## START Dataset records

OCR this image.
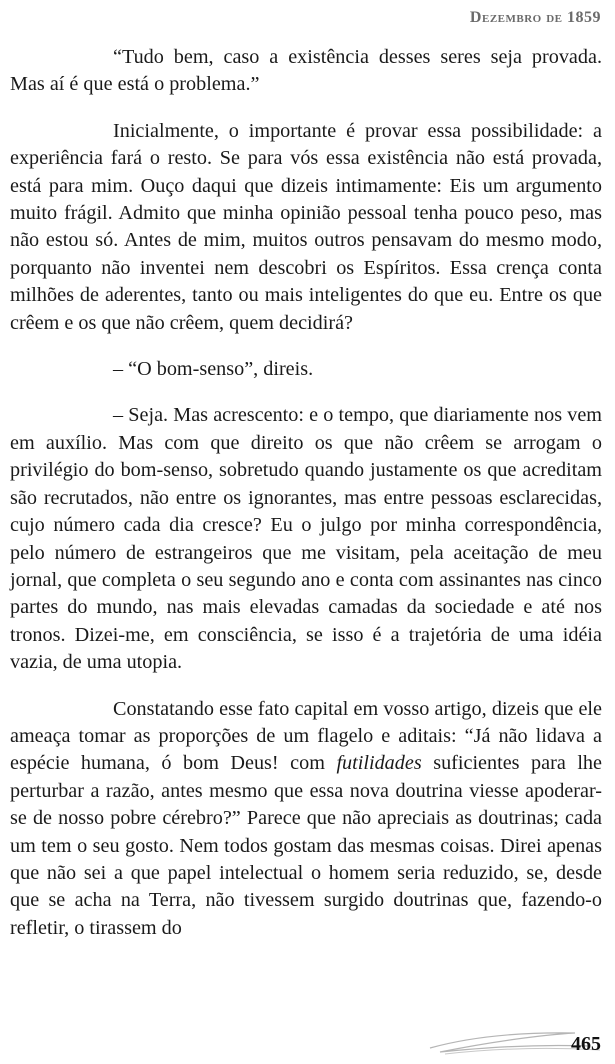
Dezembro de 1859

“Tudo bem, caso a existência desses seres seja provada. Mas aí é que está o problema.”

Inicialmente, o importante é provar essa possibilidade: a experiência fará o resto. Se para vós essa existência não está provada, está para mim. Ouço daqui que dizeis intimamente: Eis um argumento muito frágil. Admito que minha opinião pessoal tenha pouco peso, mas não estou só. Antes de mim, muitos outros pensavam do mesmo modo, porquanto não inventei nem descobri os Espíritos. Essa crença conta milhões de aderentes, tanto ou mais inteligentes do que eu. Entre os que crêem e os que não crêem, quem decidirá?

– “O bom-senso”, direis.

– Seja. Mas acrescento: e o tempo, que diariamente nos vem em auxílio. Mas com que direito os que não crêem se arrogam o privilégio do bom-senso, sobretudo quando justamente os que acreditam são recrutados, não entre os ignorantes, mas entre pessoas esclarecidas, cujo número cada dia cresce? Eu o julgo por minha correspondência, pelo número de estrangeiros que me visitam, pela aceitação de meu jornal, que completa o seu segundo ano e conta com assinantes nas cinco partes do mundo, nas mais elevadas camadas da sociedade e até nos tronos. Dizei-me, em consciência, se isso é a trajetória de uma idéia vazia, de uma utopia.

Constatando esse fato capital em vosso artigo, dizeis que ele ameaça tomar as proporções de um flagelo e aditais: “Já não lidava a espécie humana, ó bom Deus! com futilidades suficientes para lhe perturbar a razão, antes mesmo que essa nova doutrina viesse apoderar-se de nosso pobre cérebro?” Parece que não apreciais as doutrinas; cada um tem o seu gosto. Nem todos gostam das mesmas coisas. Direi apenas que não sei a que papel intelectual o homem seria reduzido, se, desde que se acha na Terra, não tivessem surgido doutrinas que, fazendo-o refletir, o tirassem do

465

## END Dataset records

Exercise goal: Transcribe the material as is, with images omitted.

Finished exercise:
OCR this image.
Dezembro de 1859

“Tudo bem, caso a existência desses seres seja provada. Mas aí é que está o problema.”

Inicialmente, o importante é provar essa possibilidade: a experiência fará o resto. Se para vós essa existência não está provada, está para mim. Ouço daqui que dizeis intimamente: Eis um argumento muito frágil. Admito que minha opinião pessoal tenha pouco peso, mas não estou só. Antes de mim, muitos outros pensavam do mesmo modo, porquanto não inventei nem descobri os Espíritos. Essa crença conta milhões de aderentes, tanto ou mais inteligentes do que eu. Entre os que crêem e os que não crêem, quem decidirá?

– “O bom-senso”, direis.

– Seja. Mas acrescento: e o tempo, que diariamente nos vem em auxílio. Mas com que direito os que não crêem se arrogam o privilégio do bom-senso, sobretudo quando justamente os que acreditam são recrutados, não entre os ignorantes, mas entre pessoas esclarecidas, cujo número cada dia cresce? Eu o julgo por minha correspondência, pelo número de estrangeiros que me visitam, pela aceitação de meu jornal, que completa o seu segundo ano e conta com assinantes nas cinco partes do mundo, nas mais elevadas camadas da sociedade e até nos tronos. Dizei-me, em consciência, se isso é a trajetória de uma idéia vazia, de uma utopia.

Constatando esse fato capital em vosso artigo, dizeis que ele ameaça tomar as proporções de um flagelo e aditais: “Já não lidava a espécie humana, ó bom Deus! com futilidades suficientes para lhe perturbar a razão, antes mesmo que essa nova doutrina viesse apoderar-se de nosso pobre cérebro?” Parece que não apreciais as doutrinas; cada um tem o seu gosto. Nem todos gostam das mesmas coisas. Direi apenas que não sei a que papel intelectual o homem seria reduzido, se, desde que se acha na Terra, não tivessem surgido doutrinas que, fazendo-o refletir, o tirassem do

465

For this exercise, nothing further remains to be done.